Beneath this sentence is a set of records; write each of them out exactly.

* begin *

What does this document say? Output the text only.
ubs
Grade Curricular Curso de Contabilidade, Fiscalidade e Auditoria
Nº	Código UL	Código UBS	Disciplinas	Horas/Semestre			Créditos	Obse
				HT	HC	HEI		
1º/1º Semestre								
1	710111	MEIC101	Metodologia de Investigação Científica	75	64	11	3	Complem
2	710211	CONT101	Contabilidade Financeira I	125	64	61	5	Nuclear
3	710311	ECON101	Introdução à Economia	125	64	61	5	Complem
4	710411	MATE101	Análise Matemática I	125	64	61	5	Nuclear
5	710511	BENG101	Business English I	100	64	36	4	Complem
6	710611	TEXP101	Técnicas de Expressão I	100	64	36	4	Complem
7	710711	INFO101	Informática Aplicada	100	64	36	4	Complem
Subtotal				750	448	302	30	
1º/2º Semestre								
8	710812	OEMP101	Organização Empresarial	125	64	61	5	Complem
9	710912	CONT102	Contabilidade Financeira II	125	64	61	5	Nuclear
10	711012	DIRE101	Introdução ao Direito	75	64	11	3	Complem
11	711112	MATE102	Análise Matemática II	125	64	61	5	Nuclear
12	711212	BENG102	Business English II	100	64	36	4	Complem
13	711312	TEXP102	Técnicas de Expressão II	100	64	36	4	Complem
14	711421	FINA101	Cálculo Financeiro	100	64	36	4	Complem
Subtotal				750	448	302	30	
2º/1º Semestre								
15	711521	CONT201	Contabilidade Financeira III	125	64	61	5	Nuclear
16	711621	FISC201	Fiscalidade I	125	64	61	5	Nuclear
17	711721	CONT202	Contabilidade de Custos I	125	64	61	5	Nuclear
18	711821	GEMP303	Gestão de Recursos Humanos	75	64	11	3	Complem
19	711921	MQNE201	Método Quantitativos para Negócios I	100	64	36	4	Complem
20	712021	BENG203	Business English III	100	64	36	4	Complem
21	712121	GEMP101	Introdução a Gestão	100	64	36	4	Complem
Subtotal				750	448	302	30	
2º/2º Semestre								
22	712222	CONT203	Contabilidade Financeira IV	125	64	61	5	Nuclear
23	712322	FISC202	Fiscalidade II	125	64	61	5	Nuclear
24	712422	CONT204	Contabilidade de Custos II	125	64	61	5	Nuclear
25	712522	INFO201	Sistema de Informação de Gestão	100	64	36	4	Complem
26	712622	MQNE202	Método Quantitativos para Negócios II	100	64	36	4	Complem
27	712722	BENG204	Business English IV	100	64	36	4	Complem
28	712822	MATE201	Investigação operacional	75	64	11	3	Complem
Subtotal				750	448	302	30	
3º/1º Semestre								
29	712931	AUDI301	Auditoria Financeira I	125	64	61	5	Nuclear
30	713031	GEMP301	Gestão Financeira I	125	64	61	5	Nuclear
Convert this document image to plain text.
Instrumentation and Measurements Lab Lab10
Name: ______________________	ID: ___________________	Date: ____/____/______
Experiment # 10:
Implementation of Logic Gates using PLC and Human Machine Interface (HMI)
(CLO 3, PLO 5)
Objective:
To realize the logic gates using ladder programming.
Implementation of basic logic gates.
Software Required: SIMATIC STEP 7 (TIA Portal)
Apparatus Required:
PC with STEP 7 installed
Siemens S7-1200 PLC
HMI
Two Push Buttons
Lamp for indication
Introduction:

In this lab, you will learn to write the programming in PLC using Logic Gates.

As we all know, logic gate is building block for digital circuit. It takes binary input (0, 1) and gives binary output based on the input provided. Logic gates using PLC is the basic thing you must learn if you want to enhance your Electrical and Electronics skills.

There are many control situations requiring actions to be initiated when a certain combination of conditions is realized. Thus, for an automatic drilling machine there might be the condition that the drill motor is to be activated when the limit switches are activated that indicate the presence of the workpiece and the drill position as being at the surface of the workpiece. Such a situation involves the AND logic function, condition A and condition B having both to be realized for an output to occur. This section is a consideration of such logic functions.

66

* end *

*Expected answer*
What does this document say? Output the text only.
ubs
Grade Curricular Curso de Contabilidade, Fiscalidade e Auditoria
Nº	Código UL	Código UBS	Disciplinas	Horas/Semestre			Créditos	Obse
				HT	HC	HEI		
1º/1º Semestre								
1	710111	MEIC101	Metodologia de Investigação Científica	75	64	11	3	Complem
2	710211	CONT101	Contabilidade Financeira I	125	64	61	5	Nuclear
3	710311	ECON101	Introdução à Economia	125	64	61	5	Complem
4	710411	MATE101	Análise Matemática I	125	64	61	5	Nuclear
5	710511	BENG101	Business English I	100	64	36	4	Complem
6	710611	TEXP101	Técnicas de Expressão I	100	64	36	4	Complem
7	710711	INFO101	Informática Aplicada	100	64	36	4	Complem
Subtotal				750	448	302	30	
1º/2º Semestre								
8	710812	OEMP101	Organização Empresarial	125	64	61	5	Complem
9	710912	CONT102	Contabilidade Financeira II	125	64	61	5	Nuclear
10	711012	DIRE101	Introdução ao Direito	75	64	11	3	Complem
11	711112	MATE102	Análise Matemática II	125	64	61	5	Nuclear
12	711212	BENG102	Business English II	100	64	36	4	Complem
13	711312	TEXP102	Técnicas de Expressão II	100	64	36	4	Complem
14	711421	FINA101	Cálculo Financeiro	100	64	36	4	Complem
Subtotal				750	448	302	30	
2º/1º Semestre								
15	711521	CONT201	Contabilidade Financeira III	125	64	61	5	Nuclear
16	711621	FISC201	Fiscalidade I	125	64	61	5	Nuclear
17	711721	CONT202	Contabilidade de Custos I	125	64	61	5	Nuclear
18	711821	GEMP303	Gestão de Recursos Humanos	75	64	11	3	Complem
19	711921	MQNE201	Método Quantitativos para Negócios I	100	64	36	4	Complem
20	712021	BENG203	Business English III	100	64	36	4	Complem
21	712121	GEMP101	Introdução a Gestão	100	64	36	4	Complem
Subtotal				750	448	302	30	
2º/2º Semestre								
22	712222	CONT203	Contabilidade Financeira IV	125	64	61	5	Nuclear
23	712322	FISC202	Fiscalidade II	125	64	61	5	Nuclear
24	712422	CONT204	Contabilidade de Custos II	125	64	61	5	Nuclear
25	712522	INFO201	Sistema de Informação de Gestão	100	64	36	4	Complem
26	712622	MQNE202	Método Quantitativos para Negócios II	100	64	36	4	Complem
27	712722	BENG204	Business English IV	100	64	36	4	Complem
28	712822	MATE201	Investigação operacional	75	64	11	3	Complem
Subtotal				750	448	302	30	
3º/1º Semestre								
29	712931	AUDI301	Auditoria Financeira I	125	64	61	5	Nuclear
30	713031	GEMP301	Gestão Financeira I	125	64	61	5	Nuclear
Convert this document image to plain text.
Instrumentation and Measurements Lab Lab10
Name: ______________________	ID: ___________________	Date: ____/____/______
Experiment # 10:
Implementation of Logic Gates using PLC and Human Machine Interface (HMI)
(CLO 3, PLO 5)
Objective:
To realize the logic gates using ladder programming.
Implementation of basic logic gates.
Software Required: SIMATIC STEP 7 (TIA Portal)
Apparatus Required:
PC with STEP 7 installed
Siemens S7-1200 PLC
HMI
Two Push Buttons
Lamp for indication
Introduction:

In this lab, you will learn to write the programming in PLC using Logic Gates.

As we all know, logic gate is building block for digital circuit. It takes binary input (0, 1) and gives binary output based on the input provided. Logic gates using PLC is the basic thing you must learn if you want to enhance your Electrical and Electronics skills.

There are many control situations requiring actions to be initiated when a certain combination of conditions is realized. Thus, for an automatic drilling machine there might be the condition that the drill motor is to be activated when the limit switches are activated that indicate the presence of the workpiece and the drill position as being at the surface of the workpiece. Such a situation involves the AND logic function, condition A and condition B having both to be realized for an output to occur. This section is a consideration of such logic functions.

66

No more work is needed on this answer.